**GIVEN PROBLEM**
Reproduce each line from the records that holds "viatura".

▼

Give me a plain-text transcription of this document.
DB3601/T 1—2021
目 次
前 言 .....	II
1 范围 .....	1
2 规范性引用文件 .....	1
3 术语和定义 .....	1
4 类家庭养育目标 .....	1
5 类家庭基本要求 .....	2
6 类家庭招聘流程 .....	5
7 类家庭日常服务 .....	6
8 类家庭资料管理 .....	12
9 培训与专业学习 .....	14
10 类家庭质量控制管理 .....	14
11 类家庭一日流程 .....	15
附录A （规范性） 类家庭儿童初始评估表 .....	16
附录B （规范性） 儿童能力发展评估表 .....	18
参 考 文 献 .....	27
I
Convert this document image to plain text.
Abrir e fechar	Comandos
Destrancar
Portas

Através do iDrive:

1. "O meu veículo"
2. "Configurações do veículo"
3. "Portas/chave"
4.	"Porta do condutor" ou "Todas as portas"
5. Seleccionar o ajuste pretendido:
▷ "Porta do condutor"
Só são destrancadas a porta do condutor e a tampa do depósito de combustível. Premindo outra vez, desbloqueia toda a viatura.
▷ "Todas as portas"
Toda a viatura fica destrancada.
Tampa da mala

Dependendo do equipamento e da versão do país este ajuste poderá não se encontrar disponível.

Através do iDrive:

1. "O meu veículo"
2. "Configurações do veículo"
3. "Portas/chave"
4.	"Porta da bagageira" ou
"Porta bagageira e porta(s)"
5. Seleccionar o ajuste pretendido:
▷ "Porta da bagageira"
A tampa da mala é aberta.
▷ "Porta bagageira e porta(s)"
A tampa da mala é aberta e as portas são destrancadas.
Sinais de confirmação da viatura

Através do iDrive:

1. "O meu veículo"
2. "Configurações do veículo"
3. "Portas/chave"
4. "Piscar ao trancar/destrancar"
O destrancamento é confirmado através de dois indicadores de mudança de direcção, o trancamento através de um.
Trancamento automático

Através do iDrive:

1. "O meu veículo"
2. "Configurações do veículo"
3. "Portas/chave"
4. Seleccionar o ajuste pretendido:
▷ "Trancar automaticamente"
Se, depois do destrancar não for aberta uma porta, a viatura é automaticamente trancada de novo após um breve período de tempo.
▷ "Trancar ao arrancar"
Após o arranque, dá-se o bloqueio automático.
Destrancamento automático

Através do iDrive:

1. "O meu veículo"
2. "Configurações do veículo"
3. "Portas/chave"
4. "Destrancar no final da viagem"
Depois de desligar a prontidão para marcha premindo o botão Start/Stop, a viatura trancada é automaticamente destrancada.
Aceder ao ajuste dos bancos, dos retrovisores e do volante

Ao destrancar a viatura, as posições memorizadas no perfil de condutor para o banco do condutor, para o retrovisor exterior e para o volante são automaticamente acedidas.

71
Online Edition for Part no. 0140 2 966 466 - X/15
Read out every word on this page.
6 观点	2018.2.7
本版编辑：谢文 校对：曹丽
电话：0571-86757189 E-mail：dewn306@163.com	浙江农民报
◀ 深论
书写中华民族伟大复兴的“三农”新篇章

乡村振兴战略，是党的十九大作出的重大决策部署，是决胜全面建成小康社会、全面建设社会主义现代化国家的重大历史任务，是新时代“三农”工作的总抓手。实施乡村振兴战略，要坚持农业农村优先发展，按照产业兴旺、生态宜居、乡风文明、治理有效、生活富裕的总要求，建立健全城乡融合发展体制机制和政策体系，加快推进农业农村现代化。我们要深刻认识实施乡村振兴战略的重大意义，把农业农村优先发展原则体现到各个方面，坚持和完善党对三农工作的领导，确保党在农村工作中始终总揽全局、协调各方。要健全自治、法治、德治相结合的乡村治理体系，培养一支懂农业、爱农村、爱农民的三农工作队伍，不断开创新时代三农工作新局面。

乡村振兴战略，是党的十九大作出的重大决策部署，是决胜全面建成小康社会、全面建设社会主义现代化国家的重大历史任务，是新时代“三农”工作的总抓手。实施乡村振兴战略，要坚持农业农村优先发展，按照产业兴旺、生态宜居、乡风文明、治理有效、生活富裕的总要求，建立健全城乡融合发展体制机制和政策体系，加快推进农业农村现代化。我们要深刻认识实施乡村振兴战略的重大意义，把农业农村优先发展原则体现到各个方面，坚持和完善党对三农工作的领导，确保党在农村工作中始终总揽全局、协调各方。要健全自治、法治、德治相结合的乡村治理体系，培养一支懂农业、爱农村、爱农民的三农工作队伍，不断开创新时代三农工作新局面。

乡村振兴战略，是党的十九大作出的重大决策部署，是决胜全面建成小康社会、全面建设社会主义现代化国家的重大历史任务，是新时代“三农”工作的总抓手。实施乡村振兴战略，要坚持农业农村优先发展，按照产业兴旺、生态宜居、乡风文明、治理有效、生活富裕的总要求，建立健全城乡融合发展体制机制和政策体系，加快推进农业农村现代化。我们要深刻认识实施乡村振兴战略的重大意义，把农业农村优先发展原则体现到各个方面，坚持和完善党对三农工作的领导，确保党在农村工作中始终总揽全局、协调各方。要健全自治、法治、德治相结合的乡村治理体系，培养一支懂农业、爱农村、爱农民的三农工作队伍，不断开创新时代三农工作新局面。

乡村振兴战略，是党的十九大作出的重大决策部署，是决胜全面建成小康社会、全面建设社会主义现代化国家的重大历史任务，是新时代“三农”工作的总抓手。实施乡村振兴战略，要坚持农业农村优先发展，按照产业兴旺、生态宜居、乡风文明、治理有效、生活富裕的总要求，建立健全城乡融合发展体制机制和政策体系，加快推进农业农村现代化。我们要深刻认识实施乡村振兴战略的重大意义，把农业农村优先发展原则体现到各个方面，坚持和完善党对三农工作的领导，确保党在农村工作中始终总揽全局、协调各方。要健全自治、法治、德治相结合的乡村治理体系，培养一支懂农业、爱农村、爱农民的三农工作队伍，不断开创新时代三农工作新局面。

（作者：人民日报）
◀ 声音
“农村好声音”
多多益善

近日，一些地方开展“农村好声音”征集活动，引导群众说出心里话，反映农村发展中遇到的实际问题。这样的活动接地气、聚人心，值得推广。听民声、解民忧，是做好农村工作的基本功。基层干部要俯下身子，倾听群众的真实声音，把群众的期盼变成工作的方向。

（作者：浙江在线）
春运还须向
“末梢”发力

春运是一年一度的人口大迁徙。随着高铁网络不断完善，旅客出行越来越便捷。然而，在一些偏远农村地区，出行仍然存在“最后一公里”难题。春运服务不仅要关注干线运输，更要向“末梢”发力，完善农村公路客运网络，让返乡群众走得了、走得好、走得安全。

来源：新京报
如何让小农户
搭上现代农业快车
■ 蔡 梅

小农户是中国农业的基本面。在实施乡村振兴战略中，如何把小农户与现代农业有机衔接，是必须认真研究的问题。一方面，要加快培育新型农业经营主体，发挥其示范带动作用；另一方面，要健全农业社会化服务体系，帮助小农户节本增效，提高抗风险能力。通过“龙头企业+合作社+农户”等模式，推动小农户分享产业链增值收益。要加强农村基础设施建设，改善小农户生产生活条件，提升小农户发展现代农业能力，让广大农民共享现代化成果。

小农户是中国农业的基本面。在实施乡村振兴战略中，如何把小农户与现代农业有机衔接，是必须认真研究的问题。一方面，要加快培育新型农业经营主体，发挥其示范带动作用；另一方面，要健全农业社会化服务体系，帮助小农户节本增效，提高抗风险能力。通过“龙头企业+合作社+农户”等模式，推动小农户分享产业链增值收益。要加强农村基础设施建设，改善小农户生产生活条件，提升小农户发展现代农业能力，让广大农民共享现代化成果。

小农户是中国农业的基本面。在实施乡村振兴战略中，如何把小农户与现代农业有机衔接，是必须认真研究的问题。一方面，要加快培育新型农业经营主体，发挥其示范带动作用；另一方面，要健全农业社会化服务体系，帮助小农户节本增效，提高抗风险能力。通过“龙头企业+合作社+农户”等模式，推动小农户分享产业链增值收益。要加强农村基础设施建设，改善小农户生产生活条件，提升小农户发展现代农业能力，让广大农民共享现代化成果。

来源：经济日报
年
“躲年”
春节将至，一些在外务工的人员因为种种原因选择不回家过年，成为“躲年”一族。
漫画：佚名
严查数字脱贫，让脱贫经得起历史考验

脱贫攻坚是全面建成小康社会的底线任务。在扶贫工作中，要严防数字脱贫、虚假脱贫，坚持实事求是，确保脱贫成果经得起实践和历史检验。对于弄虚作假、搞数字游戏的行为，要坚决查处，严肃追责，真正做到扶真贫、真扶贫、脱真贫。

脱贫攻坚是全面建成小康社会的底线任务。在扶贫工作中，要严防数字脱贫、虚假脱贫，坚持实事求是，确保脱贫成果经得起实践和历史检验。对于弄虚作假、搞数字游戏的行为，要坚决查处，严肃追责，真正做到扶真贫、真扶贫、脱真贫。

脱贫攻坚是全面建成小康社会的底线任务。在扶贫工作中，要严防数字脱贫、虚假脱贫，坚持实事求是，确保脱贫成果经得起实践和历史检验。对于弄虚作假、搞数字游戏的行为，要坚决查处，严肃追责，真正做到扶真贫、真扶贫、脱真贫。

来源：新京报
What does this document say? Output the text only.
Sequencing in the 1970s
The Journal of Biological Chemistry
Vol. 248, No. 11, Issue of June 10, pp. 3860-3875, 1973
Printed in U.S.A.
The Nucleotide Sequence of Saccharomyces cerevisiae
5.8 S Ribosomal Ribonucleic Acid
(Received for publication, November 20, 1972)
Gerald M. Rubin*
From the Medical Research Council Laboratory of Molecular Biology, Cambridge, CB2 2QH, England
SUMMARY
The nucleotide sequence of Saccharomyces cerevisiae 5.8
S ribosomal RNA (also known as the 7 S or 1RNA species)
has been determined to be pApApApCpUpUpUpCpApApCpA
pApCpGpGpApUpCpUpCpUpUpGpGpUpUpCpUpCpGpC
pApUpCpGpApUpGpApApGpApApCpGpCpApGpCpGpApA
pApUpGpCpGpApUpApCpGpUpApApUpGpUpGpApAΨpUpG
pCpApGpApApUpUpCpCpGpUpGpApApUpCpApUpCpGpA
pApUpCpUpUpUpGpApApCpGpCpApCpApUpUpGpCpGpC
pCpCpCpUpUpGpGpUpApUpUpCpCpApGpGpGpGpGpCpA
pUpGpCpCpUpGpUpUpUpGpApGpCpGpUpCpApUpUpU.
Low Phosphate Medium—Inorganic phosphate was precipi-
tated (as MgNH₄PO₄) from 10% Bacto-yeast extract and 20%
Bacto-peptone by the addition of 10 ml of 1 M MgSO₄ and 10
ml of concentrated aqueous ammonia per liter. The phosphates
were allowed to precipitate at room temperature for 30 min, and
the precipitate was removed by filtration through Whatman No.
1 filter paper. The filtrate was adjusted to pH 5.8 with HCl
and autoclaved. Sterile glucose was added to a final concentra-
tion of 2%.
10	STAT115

▲

**RESPONSE BELOW**
Só são destrancadas a porta do condutor e a tampa do depósito de combustível. Premindo outra vez, desbloqueia toda a viatura.
Toda a viatura fica destrancada.
Sinais de confirmação da viatura
Se, depois do destrancar não for aberta uma porta, a viatura é automaticamente trancada de novo após um breve período de tempo.
Depois de desligar a prontidão para marcha premindo o botão Start/Stop, a viatura trancada é automaticamente destrancada.
Ao destrancar a viatura, as posições memorizadas no perfil de condutor para o banco do condutor, para o retrovisor exterior e para o volante são automaticamente acedidas.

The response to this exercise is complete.